>>>

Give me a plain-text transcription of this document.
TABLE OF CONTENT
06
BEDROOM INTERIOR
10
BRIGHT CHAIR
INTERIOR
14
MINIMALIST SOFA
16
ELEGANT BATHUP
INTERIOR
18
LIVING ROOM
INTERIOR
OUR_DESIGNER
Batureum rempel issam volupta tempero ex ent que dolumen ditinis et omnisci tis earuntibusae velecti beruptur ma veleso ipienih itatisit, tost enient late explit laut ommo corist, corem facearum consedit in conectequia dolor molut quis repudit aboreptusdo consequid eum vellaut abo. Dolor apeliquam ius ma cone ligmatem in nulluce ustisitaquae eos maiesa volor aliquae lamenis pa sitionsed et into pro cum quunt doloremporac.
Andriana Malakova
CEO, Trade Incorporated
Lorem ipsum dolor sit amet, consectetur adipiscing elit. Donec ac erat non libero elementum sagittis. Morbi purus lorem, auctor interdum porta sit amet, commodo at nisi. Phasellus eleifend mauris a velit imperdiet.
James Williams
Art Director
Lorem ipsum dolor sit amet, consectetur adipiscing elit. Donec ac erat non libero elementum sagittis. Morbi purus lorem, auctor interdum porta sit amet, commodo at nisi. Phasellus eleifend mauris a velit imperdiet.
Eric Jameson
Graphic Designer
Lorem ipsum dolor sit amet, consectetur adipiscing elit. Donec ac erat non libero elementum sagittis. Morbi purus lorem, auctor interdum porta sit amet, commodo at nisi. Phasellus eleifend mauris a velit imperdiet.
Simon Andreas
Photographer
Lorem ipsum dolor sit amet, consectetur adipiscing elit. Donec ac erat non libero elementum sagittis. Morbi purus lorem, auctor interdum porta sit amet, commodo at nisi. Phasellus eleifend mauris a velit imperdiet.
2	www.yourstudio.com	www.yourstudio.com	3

<<<

* **What to do**
Every record should be given again exactly.

* **Written reply**
Give me a plain-text transcription of this document.
TABLE OF CONTENT
06
BEDROOM INTERIOR
10
BRIGHT CHAIR
INTERIOR
14
MINIMALIST SOFA
16
ELEGANT BATHUP
INTERIOR
18
LIVING ROOM
INTERIOR
OUR_DESIGNER
Batureum rempel issam volupta tempero ex ent que dolumen ditinis et omnisci tis earuntibusae velecti beruptur ma veleso ipienih itatisit, tost enient late explit laut ommo corist, corem facearum consedit in conectequia dolor molut quis repudit aboreptusdo consequid eum vellaut abo. Dolor apeliquam ius ma cone ligmatem in nulluce ustisitaquae eos maiesa volor aliquae lamenis pa sitionsed et into pro cum quunt doloremporac.
Andriana Malakova
CEO, Trade Incorporated
Lorem ipsum dolor sit amet, consectetur adipiscing elit. Donec ac erat non libero elementum sagittis. Morbi purus lorem, auctor interdum porta sit amet, commodo at nisi. Phasellus eleifend mauris a velit imperdiet.
James Williams
Art Director
Lorem ipsum dolor sit amet, consectetur adipiscing elit. Donec ac erat non libero elementum sagittis. Morbi purus lorem, auctor interdum porta sit amet, commodo at nisi. Phasellus eleifend mauris a velit imperdiet.
Eric Jameson
Graphic Designer
Lorem ipsum dolor sit amet, consectetur adipiscing elit. Donec ac erat non libero elementum sagittis. Morbi purus lorem, auctor interdum porta sit amet, commodo at nisi. Phasellus eleifend mauris a velit imperdiet.
Simon Andreas
Photographer
Lorem ipsum dolor sit amet, consectetur adipiscing elit. Donec ac erat non libero elementum sagittis. Morbi purus lorem, auctor interdum porta sit amet, commodo at nisi. Phasellus eleifend mauris a velit imperdiet.
2	www.yourstudio.com	www.yourstudio.com	3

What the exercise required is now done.